__WRITTEN PROBLEM__: Beginning at the line containing "Read this page and output its text content." and continuing to the end of the records below, give each line again exactly as it stands, and only those lines.
—————
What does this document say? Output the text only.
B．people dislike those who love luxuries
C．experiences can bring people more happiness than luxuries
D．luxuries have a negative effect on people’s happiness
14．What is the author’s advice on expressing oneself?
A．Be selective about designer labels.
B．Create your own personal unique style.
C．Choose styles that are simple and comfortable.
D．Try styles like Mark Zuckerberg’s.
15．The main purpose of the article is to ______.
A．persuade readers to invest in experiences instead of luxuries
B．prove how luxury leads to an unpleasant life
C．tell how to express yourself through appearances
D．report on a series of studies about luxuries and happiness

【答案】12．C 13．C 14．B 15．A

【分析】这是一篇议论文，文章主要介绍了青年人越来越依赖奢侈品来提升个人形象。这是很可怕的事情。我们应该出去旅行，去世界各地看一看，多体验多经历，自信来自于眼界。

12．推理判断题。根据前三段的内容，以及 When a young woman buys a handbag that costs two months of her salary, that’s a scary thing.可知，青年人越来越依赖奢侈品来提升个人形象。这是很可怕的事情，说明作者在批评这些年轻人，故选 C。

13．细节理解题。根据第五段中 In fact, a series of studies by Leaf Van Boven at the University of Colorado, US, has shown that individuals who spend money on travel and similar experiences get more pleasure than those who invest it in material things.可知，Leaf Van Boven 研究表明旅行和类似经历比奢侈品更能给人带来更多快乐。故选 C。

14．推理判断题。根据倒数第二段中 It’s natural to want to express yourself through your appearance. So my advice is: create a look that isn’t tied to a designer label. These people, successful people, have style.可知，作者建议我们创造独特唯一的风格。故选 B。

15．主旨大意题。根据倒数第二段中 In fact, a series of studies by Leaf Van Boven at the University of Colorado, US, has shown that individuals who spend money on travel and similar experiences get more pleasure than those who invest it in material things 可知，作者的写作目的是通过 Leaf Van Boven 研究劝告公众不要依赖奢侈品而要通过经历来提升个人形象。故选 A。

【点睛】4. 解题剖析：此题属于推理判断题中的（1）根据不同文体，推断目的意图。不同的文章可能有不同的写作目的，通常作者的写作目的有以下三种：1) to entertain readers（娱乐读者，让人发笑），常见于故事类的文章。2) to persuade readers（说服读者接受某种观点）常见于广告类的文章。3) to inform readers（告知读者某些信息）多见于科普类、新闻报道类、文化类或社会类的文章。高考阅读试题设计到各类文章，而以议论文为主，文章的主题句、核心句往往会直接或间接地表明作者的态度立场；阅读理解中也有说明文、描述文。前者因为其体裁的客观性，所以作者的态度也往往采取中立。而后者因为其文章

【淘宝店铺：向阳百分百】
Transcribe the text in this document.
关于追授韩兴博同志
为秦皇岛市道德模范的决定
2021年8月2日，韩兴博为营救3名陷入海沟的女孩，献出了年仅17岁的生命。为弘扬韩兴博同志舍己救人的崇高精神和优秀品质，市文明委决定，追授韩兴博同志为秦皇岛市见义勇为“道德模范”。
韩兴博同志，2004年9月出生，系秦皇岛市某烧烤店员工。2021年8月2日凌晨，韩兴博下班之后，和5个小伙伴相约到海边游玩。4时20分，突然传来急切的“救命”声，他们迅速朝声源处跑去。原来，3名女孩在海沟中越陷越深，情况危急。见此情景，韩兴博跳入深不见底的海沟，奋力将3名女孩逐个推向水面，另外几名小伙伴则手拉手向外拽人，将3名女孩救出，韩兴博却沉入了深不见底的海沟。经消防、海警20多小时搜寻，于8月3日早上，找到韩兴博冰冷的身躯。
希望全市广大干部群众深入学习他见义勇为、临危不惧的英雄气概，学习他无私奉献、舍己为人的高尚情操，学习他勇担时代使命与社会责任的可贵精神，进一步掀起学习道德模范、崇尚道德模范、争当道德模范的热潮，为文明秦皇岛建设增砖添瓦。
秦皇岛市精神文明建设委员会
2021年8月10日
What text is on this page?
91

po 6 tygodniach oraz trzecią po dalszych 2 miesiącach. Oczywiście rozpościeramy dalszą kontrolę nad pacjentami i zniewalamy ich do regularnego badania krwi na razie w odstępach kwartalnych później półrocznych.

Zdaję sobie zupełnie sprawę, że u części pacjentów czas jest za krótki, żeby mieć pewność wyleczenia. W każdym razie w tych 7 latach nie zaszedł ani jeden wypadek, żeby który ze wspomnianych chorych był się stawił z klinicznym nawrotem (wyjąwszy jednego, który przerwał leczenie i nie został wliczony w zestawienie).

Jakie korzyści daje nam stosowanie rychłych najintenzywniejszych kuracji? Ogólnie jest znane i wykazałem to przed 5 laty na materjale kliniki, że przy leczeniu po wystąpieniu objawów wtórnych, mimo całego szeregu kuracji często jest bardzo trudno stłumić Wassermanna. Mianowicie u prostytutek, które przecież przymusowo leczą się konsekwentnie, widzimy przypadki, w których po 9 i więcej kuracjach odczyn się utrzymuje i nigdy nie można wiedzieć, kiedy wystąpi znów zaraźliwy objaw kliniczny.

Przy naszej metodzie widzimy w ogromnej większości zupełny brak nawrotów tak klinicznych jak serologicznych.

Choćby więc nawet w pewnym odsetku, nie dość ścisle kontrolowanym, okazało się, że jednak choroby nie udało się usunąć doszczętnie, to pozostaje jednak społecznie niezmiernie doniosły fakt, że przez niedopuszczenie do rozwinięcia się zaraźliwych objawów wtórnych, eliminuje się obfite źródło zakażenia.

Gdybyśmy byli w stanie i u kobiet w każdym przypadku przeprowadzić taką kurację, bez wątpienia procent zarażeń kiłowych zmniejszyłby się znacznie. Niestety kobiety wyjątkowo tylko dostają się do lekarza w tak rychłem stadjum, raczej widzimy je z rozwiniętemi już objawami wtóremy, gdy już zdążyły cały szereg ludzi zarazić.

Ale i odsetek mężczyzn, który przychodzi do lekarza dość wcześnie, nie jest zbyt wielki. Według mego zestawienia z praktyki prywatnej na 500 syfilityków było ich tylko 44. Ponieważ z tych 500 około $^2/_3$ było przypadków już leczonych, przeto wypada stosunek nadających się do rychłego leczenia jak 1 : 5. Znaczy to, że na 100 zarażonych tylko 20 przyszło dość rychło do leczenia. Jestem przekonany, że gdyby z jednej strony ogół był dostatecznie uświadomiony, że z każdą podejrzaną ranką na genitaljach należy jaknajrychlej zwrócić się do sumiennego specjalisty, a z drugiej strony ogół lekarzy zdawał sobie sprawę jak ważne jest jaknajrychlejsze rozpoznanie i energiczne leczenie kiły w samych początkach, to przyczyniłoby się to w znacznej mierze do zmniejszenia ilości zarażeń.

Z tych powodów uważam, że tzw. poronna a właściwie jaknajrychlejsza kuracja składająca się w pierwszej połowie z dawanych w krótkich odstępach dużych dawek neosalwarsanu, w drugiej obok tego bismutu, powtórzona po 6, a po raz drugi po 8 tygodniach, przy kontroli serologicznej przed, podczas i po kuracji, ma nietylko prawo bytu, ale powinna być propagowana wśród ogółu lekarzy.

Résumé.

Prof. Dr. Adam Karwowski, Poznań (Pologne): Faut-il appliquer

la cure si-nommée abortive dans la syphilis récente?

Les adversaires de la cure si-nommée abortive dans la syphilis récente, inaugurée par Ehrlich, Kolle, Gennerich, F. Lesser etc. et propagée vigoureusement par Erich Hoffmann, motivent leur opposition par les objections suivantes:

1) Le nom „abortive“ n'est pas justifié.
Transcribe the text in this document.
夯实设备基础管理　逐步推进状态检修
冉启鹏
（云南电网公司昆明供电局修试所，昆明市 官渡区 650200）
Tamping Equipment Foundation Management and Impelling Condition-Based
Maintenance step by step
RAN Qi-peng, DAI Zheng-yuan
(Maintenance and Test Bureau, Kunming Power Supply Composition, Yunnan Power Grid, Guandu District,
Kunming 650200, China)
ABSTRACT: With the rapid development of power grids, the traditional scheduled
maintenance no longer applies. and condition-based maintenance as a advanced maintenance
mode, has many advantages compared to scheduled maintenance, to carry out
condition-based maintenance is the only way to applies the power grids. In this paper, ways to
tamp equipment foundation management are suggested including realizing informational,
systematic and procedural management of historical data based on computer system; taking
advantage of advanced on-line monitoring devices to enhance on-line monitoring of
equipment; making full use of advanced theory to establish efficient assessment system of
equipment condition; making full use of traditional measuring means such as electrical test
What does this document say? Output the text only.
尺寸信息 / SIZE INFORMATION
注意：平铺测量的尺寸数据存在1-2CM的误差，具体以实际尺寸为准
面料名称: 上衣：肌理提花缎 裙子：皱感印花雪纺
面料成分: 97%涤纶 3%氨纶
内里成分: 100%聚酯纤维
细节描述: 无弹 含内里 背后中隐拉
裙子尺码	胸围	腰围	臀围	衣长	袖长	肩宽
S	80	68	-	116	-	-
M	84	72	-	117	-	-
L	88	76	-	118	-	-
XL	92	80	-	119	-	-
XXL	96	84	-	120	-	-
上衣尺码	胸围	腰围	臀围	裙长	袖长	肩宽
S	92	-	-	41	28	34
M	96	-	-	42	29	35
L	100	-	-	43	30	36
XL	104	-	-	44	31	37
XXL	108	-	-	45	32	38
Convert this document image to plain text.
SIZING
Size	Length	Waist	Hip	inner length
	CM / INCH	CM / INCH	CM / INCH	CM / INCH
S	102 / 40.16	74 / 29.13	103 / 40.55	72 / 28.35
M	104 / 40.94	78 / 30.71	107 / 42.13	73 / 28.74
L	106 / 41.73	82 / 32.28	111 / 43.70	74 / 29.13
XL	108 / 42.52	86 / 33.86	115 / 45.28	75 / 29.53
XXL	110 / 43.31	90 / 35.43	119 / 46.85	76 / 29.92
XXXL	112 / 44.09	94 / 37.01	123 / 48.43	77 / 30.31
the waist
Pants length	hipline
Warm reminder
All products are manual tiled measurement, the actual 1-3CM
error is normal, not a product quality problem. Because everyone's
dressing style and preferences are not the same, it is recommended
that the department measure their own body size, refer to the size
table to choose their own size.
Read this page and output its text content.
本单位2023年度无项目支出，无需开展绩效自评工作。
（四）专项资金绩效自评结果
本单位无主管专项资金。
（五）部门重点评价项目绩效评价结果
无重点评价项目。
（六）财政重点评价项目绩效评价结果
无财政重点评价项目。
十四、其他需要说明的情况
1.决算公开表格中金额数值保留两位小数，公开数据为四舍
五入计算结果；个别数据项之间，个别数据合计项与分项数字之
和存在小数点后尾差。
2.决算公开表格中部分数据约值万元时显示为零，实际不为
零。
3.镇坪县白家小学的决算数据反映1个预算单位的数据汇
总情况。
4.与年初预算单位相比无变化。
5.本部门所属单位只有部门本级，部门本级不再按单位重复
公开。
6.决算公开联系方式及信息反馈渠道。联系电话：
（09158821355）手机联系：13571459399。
—————
__RESULT FOR THIS EXERCISE__:
Read this page and output its text content.
本单位2023年度无项目支出，无需开展绩效自评工作。
（四）专项资金绩效自评结果
本单位无主管专项资金。
（五）部门重点评价项目绩效评价结果
无重点评价项目。
（六）财政重点评价项目绩效评价结果
无财政重点评价项目。
十四、其他需要说明的情况
1.决算公开表格中金额数值保留两位小数，公开数据为四舍
五入计算结果；个别数据项之间，个别数据合计项与分项数字之
和存在小数点后尾差。
2.决算公开表格中部分数据约值万元时显示为零，实际不为
零。
3.镇坪县白家小学的决算数据反映1个预算单位的数据汇
总情况。
4.与年初预算单位相比无变化。
5.本部门所属单位只有部门本级，部门本级不再按单位重复
公开。
6.决算公开联系方式及信息反馈渠道。联系电话：
（09158821355）手机联系：13571459399。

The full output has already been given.